#### MATERIAL FOR THIS EXERCISE:
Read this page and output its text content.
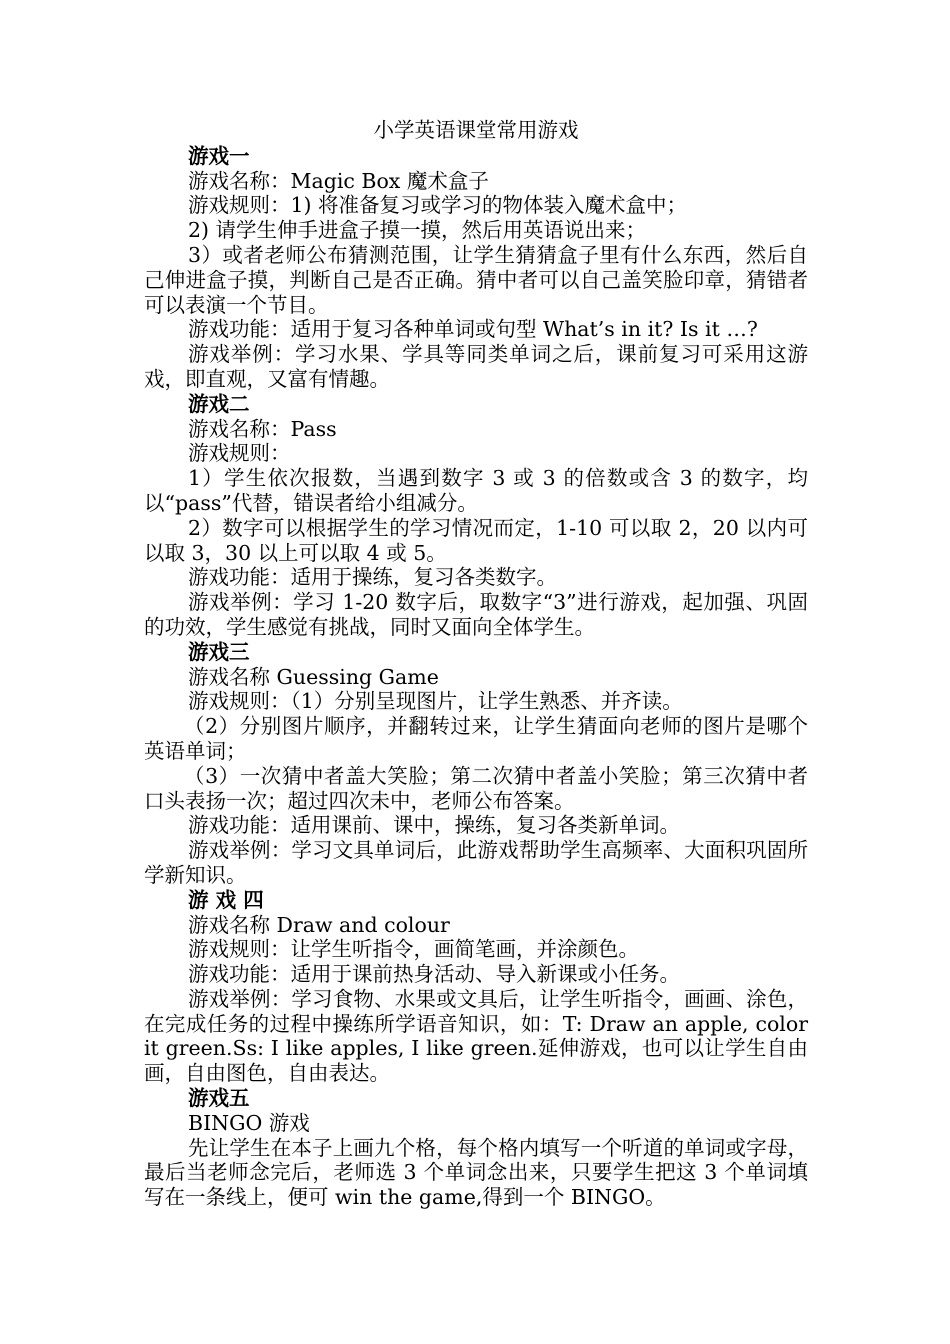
小学英语课堂常用游戏

游戏一

游戏名称：Magic Box 魔术盒子

游戏规则：1) 将准备复习或学习的物体装入魔术盒中；

2) 请学生伸手进盒子摸一摸，然后用英语说出来；

3）或者老师公布猜测范围，让学生猜猜盒子里有什么东西，然后自己伸进盒子摸，判断自己是否正确。猜中者可以自己盖笑脸印章，猜错者可以表演一个节目。

游戏功能：适用于复习各种单词或句型 What’s in it? Is it …?

游戏举例：学习水果、学具等同类单词之后，课前复习可采用这游戏，即直观，又富有情趣。

游戏二

游戏名称：Pass

游戏规则：

1）学生依次报数，当遇到数字 3 或 3 的倍数或含 3 的数字，均以“pass”代替，错误者给小组减分。

2）数字可以根据学生的学习情况而定，1-10 可以取 2，20 以内可以取 3，30 以上可以取 4 或 5。

游戏功能：适用于操练，复习各类数字。

游戏举例：学习 1-20 数字后，取数字“3”进行游戏，起加强、巩固的功效，学生感觉有挑战，同时又面向全体学生。

游戏三

游戏名称 Guessing Game

游戏规则：（1）分别呈现图片，让学生熟悉、并齐读。

（2）分别图片顺序，并翻转过来，让学生猜面向老师的图片是哪个英语单词；

（3）一次猜中者盖大笑脸；第二次猜中者盖小笑脸；第三次猜中者口头表扬一次；超过四次未中，老师公布答案。

游戏功能：适用课前、课中，操练，复习各类新单词。

游戏举例：学习文具单词后，此游戏帮助学生高频率、大面积巩固所学新知识。

游 戏 四

游戏名称 Draw and colour

游戏规则：让学生听指令，画简笔画，并涂颜色。

游戏功能：适用于课前热身活动、导入新课或小任务。

游戏举例：学习食物、水果或文具后，让学生听指令，画画、涂色，在完成任务的过程中操练所学语音知识，如：T: Draw an apple, color it green.Ss: I like apples, I like green.延伸游戏，也可以让学生自由画，自由图色，自由表达。

游戏五

BINGO 游戏

先让学生在本子上画九个格，每个格内填写一个听道的单词或字母，最后当老师念完后，老师选 3 个单词念出来，只要学生把这 3 个单词填写在一条线上，便可 win the game,得到一个 BINGO。
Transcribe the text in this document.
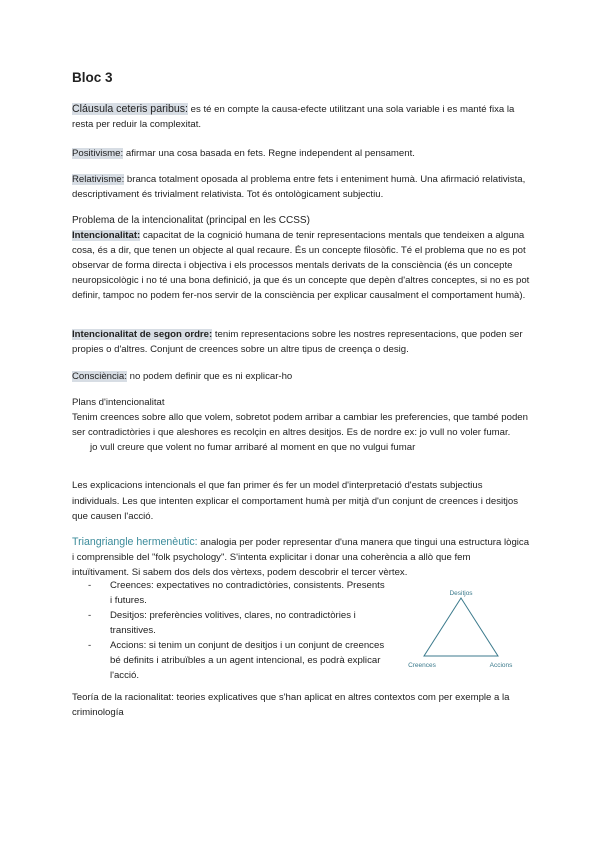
Bloc 3
Cláusula ceteris paribus: es té en compte la causa-efecte utilitzant una sola variable i es manté fixa la resta per reduir la complexitat.
Positivisme: afirmar una cosa basada en fets. Regne independent al pensament.
Relativisme: branca totalment oposada al problema entre fets i enteniment humà. Una afirmació relativista, descriptivament és trivialment relativista. Tot és ontològicament subjectiu.
Problema de la intencionalitat (principal en les CCSS)
Intencionalitat: capacitat de la cognició humana de tenir representacions mentals que tendeixen a alguna cosa, és a dir, que tenen un objecte al qual recaure. És un concepte filosòfic. Té el problema que no es pot observar de forma directa i objectiva i els processos mentals derivats de la consciència (és un concepte neuropsicològic i no té una bona definició, ja que és un concepte que depèn d'altres conceptes, si no es pot definir, tampoc no podem fer-nos servir de la consciència per explicar causalment el comportament humà).
Intencionalitat de segon ordre: tenim representacions sobre les nostres representacions, que poden ser propies o d'altres. Conjunt de creences sobre un altre tipus de creença o desig.
Consciència: no podem definir que es ni explicar-ho
Plans d'intencionalitat
Tenim creences sobre allo que volem, sobretot podem arribar a cambiar les preferencies, que també poden ser contradictòries i que aleshores es recolçin en altres desitjos. Es de nordre ex: jo vull no voler fumar.
jo vull creure que volent no fumar arribaré al moment en que no vulgui fumar
Les explicacions intencionals el que fan primer és fer un model d'interpretació d'estats subjectius individuals. Les que intenten explicar el comportament humà per mitjà d'un conjunt de creences i desitjos que causen l'acció.
Triangriangle hermenèutic: analogia per poder representar d'una manera que tingui una estructura lògica i comprensible del "folk psychology". S'intenta explicitar i donar una coherència a allò que fem intuïtivament. Si sabem dos dels dos vèrtexs, podem descobrir el tercer vèrtex.
- Creences: expectatives no contradictòries, consistents. Presents i futures.
- Desitjos: preferències volitives, clares, no contradictòries i transitives.
- Accions: si tenim un conjunt de desitjos i un conjunt de creences bé definits i atribuïbles a un agent intencional, es podrà explicar l'acció.
Desitjos
Creences	Accions
Teoría de la racionalitat: teories explicatives que s'han aplicat en altres contextos com per exemple a la criminología
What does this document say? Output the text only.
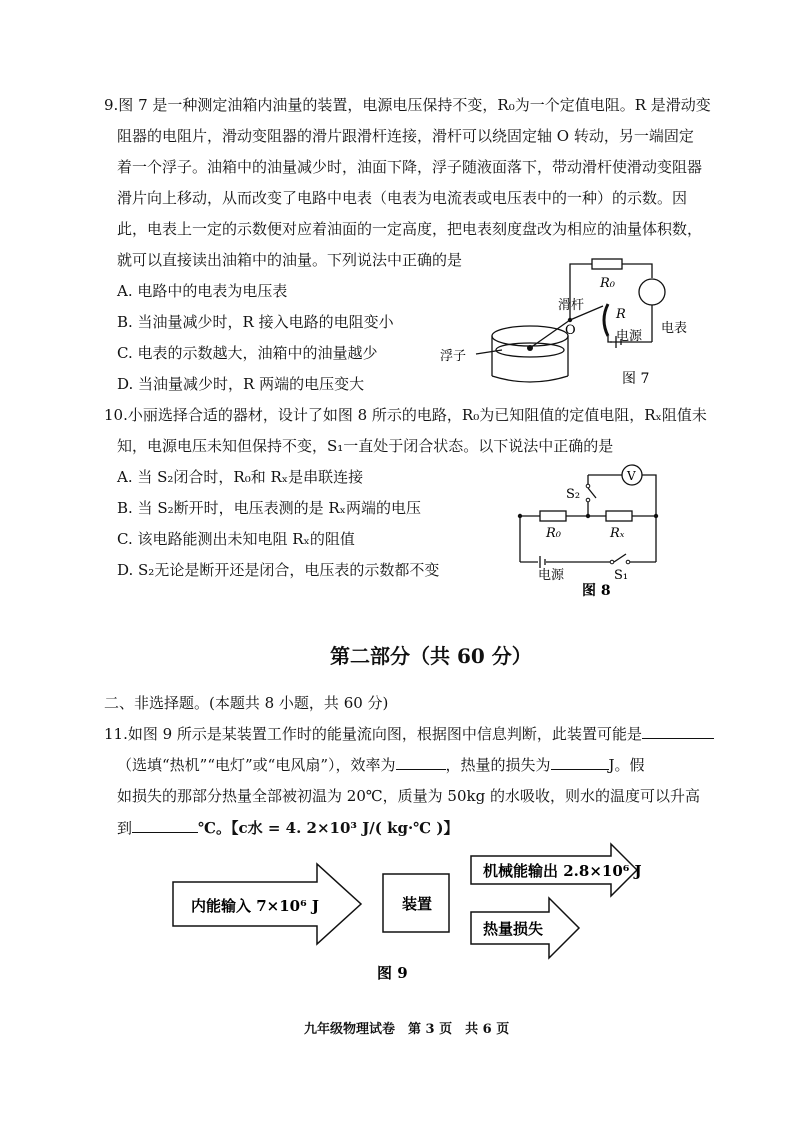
9.图 7 是一种测定油箱内油量的装置，电源电压保持不变，R₀为一个定值电阻。R 是滑动变
阻器的电阻片，滑动变阻器的滑片跟滑杆连接，滑杆可以绕固定轴 O 转动，另一端固定
着一个浮子。油箱中的油量减少时，油面下降，浮子随液面落下，带动滑杆使滑动变阻器
滑片向上移动，从而改变了电路中电表（电表为电流表或电压表中的一种）的示数。因
此，电表上一定的示数便对应着油面的一定高度，把电表刻度盘改为相应的油量体积数，
就可以直接读出油箱中的油量。下列说法中正确的是
A. 电路中的电表为电压表
B. 当油量减少时，R 接入电路的电阻变小
C. 电表的示数越大，油箱中的油量越少
D. 当油量减少时，R 两端的电压变大
R₀
R
滑杆
O	电源
电表
浮子
图 7
10.小丽选择合适的器材，设计了如图 8 所示的电路，R₀为已知阻值的定值电阻，Rₓ阻值未
知，电源电压未知但保持不变，S₁一直处于闭合状态。以下说法中正确的是
A. 当 S₂闭合时，R₀和 Rₓ是串联连接
B. 当 S₂断开时，电压表测的是 Rₓ两端的电压
C. 该电路能测出未知电阻 Rₓ的阻值
D. S₂无论是断开还是闭合，电压表的示数都不变
V
S₂
R₀	Rₓ
电源	S₁
图 8
第二部分（共 60 分）
二、非选择题。(本题共 8 小题，共 60 分)
11.如图 9 所示是某装置工作时的能量流向图，根据图中信息判断，此装置可能是
（选填“热机”“电灯”或“电风扇”），效率为	，热量的损失为	J。假
如损失的那部分热量全部被初温为 20℃，质量为 50kg 的水吸收，则水的温度可以升高
到	℃。【c水 = 4. 2×10³ J/( kg·℃ )】
内能输入 7×10⁶ J	装置
机械能输出 2.8×10⁶ J
热量损失
图 9
九年级物理试卷　第 3 页　共 6 页
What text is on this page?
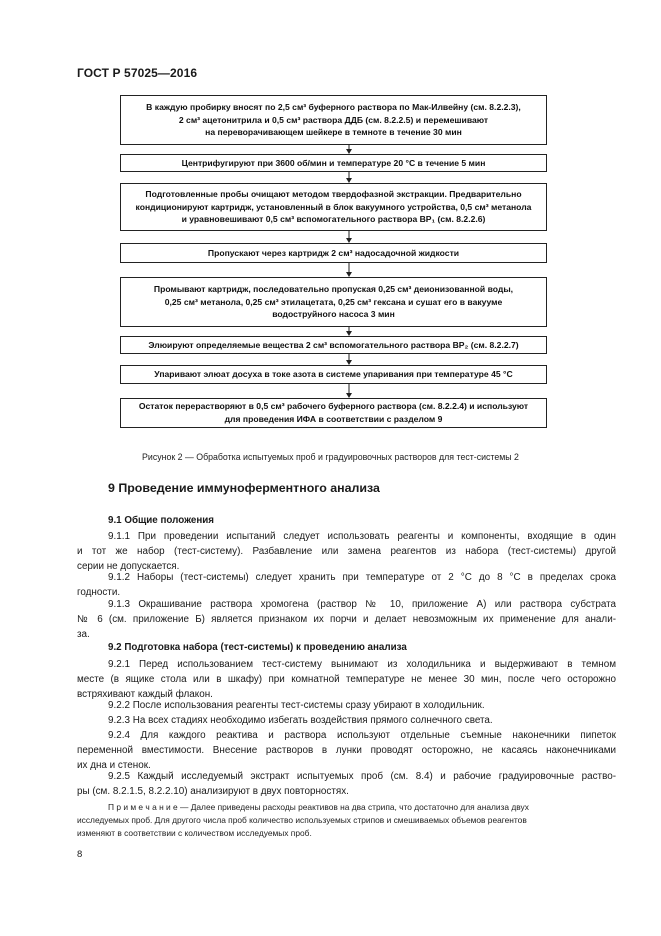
ГОСТ Р 57025—2016
В каждую пробирку вносят по 2,5 см³ буферного раствора по Мак-Илвейну (см. 8.2.2.3),
2 см³ ацетонитрила и 0,5 см³ раствора ДДБ (см. 8.2.2.5) и перемешивают
на переворачивающем шейкере в темноте в течение 30 мин
Центрифугируют при 3600 об/мин и температуре 20 °С в течение 5 мин
Подготовленные пробы очищают методом твердофазной экстракции. Предварительно
кондиционируют картридж, установленный в блок вакуумного устройства, 0,5 см³ метанола
и уравновешивают 0,5 см³ вспомогательного раствора ВР₁ (см. 8.2.2.6)
Пропускают через картридж 2 см³ надосадочной жидкости
Промывают картридж, последовательно пропуская 0,25 см³ деионизованной воды,
0,25 см³ метанола, 0,25 см³ этилацетата, 0,25 см³ гексана и сушат его в вакууме
водоструйного насоса 3 мин
Элюируют определяемые вещества 2 см³ вспомогательного раствора ВР₂ (см. 8.2.2.7)
Упаривают элюат досуха в токе азота в системе упаривания при температуре 45 °С
Остаток перерастворяют в 0,5 см³ рабочего буферного раствора (см. 8.2.2.4) и используют
для проведения ИФА в соответствии с разделом 9
Рисунок 2 — Обработка испытуемых проб и градуировочных растворов для тест-системы 2
9 Проведение иммуноферментного анализа
9.1 Общие положения
9.1.1 При проведении испытаний следует использовать реагенты и компоненты, входящие в один
и тот же набор (тест-систему). Разбавление или замена реагентов из набора (тест-системы) другой
серии не допускается.
9.1.2 Наборы (тест-системы) следует хранить при температуре от 2 °С до 8 °С в пределах срока
годности.
9.1.3 Окрашивание раствора хромогена (раствор № 10, приложение А) или раствора субстрата
№ 6 (см. приложение Б) является признаком их порчи и делает невозможным их применение для анали-
за.
9.2 Подготовка набора (тест-системы) к проведению анализа
9.2.1 Перед использованием тест-систему вынимают из холодильника и выдерживают в темном
месте (в ящике стола или в шкафу) при комнатной температуре не менее 30 мин, после чего осторожно
встряхивают каждый флакон.
9.2.2 После использования реагенты тест-системы сразу убирают в холодильник.
9.2.3 На всех стадиях необходимо избегать воздействия прямого солнечного света.
9.2.4 Для каждого реактива и раствора используют отдельные съемные наконечники пипеток
переменной вместимости. Внесение растворов в лунки проводят осторожно, не касаясь наконечниками
их дна и стенок.
9.2.5 Каждый исследуемый экстракт испытуемых проб (см. 8.4) и рабочие градуировочные раство-
ры (см. 8.2.1.5, 8.2.2.10) анализируют в двух повторностях.
П р и м е ч а н и е — Далее приведены расходы реактивов на два стрипа, что достаточно для анализа двух
исследуемых проб. Для другого числа проб количество используемых стрипов и смешиваемых объемов реагентов
изменяют в соответствии с количеством исследуемых проб.
8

#### EXERCISE PROMPT:
Go through the lines above. Select every one that has the string "систему".

#### EXERCISE RESPONSE:
и тот же набор (тест-систему). Разбавление или замена реагентов из набора (тест-системы) другой
9.2.1 Перед использованием тест-систему вынимают из холодильника и выдерживают в темном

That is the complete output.